* _What is required_:
Gather from the material every line that contains the string "المطلق".

Dataset items:
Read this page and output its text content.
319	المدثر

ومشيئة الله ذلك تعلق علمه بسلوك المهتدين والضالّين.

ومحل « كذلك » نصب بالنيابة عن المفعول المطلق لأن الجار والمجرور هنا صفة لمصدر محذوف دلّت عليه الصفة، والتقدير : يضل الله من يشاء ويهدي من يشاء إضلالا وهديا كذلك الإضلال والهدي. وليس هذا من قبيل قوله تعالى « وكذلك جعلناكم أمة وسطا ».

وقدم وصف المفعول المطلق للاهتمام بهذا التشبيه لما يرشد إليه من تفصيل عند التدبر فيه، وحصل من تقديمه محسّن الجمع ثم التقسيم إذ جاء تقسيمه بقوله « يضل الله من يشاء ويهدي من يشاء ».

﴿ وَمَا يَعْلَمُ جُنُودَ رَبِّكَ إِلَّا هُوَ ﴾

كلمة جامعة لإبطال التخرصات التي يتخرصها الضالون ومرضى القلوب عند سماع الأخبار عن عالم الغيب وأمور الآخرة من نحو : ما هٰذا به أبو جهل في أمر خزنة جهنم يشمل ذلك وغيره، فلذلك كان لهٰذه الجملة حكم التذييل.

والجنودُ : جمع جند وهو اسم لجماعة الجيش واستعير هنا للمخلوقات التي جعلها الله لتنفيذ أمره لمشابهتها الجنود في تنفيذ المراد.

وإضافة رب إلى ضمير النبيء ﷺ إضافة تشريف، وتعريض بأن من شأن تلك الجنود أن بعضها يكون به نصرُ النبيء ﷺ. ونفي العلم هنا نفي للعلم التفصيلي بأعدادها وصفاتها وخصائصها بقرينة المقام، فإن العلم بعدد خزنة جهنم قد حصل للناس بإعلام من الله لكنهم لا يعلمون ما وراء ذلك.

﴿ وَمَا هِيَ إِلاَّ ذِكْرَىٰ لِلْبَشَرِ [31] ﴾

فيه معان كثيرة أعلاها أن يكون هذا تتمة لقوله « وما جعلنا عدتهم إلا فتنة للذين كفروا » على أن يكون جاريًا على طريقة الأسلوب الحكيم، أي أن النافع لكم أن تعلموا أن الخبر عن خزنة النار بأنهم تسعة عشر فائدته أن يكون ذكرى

* _Solution to this task_:
ومحل « كذلك » نصب بالنيابة عن المفعول المطلق لأن الجار والمجرور هنا صفة لمصدر محذوف دلّت عليه الصفة، والتقدير : يضل الله من يشاء ويهدي من يشاء إضلالا وهديا كذلك الإضلال والهدي. وليس هذا من قبيل قوله تعالى « وكذلك جعلناكم أمة وسطا ».
وقدم وصف المفعول المطلق للاهتمام بهذا التشبيه لما يرشد إليه من تفصيل عند التدبر فيه، وحصل من تقديمه محسّن الجمع ثم التقسيم إذ جاء تقسيمه بقوله « يضل الله من يشاء ويهدي من يشاء ».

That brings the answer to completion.